▸ **Information given**
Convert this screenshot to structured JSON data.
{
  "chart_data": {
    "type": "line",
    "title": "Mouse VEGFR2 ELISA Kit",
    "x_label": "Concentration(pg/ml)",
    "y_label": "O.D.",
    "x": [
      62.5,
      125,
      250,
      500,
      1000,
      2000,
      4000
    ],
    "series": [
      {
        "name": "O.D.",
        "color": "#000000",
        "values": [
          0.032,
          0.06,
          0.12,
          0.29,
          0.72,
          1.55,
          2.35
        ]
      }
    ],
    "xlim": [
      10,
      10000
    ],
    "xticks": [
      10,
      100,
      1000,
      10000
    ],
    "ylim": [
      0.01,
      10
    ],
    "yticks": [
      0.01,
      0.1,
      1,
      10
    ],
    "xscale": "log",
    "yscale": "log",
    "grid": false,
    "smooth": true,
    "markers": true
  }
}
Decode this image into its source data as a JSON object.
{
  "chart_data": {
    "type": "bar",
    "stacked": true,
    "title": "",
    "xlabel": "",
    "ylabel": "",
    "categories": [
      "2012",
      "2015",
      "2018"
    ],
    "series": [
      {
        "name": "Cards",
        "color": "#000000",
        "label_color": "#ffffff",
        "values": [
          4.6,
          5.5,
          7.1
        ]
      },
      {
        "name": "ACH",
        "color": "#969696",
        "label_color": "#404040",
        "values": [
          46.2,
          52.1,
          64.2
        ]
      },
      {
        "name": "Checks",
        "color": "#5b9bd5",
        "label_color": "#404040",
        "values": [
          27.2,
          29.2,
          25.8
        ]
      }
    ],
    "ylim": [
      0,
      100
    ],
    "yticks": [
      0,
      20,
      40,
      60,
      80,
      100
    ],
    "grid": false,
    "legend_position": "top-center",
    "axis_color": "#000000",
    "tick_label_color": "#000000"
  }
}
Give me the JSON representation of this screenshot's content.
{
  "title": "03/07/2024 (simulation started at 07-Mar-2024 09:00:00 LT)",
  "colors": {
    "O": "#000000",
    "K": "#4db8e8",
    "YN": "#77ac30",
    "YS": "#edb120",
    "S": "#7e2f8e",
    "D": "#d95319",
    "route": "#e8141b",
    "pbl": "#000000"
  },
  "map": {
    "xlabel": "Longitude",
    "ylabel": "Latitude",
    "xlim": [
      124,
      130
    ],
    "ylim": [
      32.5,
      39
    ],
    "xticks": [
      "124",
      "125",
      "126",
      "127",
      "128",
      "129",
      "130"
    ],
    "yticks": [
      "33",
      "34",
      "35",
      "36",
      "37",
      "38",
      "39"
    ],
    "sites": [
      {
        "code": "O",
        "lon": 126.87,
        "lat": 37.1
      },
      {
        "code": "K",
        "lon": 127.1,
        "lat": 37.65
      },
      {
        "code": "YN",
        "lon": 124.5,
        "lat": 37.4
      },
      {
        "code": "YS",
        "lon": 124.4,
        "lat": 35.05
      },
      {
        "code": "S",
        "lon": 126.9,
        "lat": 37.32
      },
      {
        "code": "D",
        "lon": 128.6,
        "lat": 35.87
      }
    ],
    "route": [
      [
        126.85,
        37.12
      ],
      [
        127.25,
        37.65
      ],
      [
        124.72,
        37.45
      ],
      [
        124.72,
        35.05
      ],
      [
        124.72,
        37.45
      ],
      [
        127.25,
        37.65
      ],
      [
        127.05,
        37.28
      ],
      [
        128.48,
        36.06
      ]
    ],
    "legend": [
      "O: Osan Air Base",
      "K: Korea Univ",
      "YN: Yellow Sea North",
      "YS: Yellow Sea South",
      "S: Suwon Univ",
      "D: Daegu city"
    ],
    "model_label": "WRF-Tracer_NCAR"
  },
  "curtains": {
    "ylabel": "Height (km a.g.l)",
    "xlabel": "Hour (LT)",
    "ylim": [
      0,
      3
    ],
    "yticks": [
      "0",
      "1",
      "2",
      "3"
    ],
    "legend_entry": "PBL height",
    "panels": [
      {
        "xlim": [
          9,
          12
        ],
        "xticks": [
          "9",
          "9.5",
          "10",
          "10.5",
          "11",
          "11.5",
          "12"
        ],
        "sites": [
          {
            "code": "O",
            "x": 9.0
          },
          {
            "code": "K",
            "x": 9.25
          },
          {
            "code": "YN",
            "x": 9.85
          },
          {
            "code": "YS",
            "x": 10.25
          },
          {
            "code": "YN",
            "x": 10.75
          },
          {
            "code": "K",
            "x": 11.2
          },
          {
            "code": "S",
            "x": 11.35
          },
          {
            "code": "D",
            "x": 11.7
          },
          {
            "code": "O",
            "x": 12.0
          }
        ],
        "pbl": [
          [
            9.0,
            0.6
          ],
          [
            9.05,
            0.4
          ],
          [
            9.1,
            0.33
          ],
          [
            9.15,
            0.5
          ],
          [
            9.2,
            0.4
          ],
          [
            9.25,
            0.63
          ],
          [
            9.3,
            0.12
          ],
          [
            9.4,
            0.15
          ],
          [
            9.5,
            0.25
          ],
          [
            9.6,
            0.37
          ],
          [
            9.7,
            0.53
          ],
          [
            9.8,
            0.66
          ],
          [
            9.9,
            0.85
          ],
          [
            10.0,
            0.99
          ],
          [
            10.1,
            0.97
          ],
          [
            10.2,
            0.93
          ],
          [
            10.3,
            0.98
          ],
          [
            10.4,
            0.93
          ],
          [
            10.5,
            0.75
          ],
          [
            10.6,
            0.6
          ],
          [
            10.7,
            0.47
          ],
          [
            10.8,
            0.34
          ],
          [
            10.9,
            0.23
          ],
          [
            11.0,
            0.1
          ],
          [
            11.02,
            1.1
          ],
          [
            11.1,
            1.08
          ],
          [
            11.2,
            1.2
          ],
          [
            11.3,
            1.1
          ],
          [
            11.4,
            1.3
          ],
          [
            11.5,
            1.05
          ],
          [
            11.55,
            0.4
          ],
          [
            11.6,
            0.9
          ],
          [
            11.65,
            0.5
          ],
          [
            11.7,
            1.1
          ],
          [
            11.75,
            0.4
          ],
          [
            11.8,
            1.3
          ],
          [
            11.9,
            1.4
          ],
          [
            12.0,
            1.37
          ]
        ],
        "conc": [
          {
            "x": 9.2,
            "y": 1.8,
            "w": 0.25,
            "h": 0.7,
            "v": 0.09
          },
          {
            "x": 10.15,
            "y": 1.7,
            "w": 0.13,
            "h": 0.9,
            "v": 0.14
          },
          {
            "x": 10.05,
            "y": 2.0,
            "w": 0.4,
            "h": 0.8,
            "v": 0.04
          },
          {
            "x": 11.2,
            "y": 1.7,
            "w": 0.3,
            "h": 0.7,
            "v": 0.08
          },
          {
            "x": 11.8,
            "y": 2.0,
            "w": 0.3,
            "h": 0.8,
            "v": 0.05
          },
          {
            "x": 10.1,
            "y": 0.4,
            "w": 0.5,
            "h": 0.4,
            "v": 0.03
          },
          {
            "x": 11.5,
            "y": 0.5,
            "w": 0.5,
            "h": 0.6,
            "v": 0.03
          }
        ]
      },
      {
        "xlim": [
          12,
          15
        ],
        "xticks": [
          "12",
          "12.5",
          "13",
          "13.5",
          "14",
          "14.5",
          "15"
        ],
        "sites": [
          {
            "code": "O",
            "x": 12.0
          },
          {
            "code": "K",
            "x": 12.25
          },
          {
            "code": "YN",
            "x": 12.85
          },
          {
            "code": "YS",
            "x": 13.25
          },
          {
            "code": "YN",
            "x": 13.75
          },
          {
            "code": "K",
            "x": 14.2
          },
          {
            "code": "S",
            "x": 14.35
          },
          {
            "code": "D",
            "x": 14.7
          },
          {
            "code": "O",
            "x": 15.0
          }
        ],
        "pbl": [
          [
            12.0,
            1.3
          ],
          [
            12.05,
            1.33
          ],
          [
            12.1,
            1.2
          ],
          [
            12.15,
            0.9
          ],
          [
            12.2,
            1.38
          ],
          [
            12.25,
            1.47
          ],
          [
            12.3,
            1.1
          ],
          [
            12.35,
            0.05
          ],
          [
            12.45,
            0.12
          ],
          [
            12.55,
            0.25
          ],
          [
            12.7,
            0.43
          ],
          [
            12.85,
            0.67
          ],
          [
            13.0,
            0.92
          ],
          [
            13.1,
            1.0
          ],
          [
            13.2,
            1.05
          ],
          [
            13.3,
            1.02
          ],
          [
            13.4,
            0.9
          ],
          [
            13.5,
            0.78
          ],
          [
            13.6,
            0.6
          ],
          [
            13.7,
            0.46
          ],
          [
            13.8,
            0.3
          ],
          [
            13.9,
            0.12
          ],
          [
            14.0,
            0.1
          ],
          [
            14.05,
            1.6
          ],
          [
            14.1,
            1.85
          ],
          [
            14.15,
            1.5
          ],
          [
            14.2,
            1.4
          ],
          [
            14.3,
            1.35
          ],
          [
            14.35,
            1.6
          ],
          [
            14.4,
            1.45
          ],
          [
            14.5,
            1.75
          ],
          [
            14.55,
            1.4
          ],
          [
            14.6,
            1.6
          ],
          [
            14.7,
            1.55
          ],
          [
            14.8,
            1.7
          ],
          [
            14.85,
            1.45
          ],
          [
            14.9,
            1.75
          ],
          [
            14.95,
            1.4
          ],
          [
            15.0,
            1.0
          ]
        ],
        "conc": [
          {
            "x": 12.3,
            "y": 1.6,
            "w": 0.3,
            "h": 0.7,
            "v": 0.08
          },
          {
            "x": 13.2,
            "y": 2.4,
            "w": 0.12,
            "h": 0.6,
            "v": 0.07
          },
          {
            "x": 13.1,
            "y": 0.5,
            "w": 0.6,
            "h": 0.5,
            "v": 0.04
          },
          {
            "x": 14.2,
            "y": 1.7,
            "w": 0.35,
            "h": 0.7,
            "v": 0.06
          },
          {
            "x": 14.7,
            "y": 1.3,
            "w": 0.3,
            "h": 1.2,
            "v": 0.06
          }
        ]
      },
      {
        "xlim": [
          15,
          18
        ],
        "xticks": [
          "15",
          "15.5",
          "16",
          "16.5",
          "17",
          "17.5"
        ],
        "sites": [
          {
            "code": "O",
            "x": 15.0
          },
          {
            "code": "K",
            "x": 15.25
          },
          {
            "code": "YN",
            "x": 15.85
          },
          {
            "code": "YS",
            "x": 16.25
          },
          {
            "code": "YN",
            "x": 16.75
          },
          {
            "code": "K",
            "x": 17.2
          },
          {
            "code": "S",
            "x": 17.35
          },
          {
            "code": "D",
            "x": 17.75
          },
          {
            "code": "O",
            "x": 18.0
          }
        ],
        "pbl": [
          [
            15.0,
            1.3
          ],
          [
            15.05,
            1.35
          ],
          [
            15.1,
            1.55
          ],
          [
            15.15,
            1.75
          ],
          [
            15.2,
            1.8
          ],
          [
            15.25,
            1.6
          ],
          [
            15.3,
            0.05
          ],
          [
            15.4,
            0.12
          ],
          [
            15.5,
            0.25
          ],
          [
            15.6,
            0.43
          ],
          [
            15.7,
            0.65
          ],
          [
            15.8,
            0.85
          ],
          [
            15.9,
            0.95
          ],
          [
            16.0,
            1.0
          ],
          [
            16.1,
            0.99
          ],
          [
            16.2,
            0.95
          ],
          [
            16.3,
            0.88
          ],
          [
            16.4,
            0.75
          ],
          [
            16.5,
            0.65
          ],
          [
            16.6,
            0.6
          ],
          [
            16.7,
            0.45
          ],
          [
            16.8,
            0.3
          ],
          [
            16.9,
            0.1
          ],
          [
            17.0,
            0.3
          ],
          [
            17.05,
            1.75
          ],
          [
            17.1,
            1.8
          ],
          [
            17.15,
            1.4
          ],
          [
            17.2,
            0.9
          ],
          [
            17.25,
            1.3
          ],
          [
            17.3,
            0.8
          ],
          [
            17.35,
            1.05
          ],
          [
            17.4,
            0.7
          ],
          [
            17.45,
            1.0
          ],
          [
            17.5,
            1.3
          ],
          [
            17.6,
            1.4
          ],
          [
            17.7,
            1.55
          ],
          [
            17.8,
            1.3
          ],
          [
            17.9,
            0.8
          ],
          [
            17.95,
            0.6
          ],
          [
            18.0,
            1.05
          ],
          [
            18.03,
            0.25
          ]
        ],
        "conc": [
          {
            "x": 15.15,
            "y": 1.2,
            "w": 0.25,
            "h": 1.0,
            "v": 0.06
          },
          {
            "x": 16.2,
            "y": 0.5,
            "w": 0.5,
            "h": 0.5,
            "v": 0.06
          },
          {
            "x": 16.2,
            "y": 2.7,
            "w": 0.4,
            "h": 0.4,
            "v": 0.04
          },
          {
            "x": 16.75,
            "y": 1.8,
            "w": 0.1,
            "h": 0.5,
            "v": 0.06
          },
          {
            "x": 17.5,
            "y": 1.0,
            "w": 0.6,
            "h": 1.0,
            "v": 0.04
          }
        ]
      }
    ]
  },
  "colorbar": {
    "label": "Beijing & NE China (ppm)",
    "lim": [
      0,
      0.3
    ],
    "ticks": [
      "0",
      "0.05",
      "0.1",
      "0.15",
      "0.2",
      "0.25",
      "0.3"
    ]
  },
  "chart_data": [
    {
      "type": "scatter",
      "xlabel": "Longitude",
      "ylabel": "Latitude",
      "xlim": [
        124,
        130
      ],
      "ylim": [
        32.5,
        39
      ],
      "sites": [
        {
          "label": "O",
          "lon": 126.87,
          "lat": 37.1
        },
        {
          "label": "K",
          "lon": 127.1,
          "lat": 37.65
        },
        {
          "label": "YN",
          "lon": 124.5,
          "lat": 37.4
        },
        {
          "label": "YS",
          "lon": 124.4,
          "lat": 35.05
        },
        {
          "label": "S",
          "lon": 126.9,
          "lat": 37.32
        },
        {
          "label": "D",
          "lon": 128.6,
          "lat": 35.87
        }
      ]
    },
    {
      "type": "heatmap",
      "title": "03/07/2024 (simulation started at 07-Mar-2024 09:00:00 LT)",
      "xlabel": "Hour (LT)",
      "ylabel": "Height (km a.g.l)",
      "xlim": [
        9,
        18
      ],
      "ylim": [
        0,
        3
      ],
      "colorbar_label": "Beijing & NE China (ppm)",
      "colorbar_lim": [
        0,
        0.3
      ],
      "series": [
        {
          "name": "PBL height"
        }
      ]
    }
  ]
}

▸ **Written instruction**
In how many lines does the word "started" appear? Respond with the number alone.

▸ **Result below**
2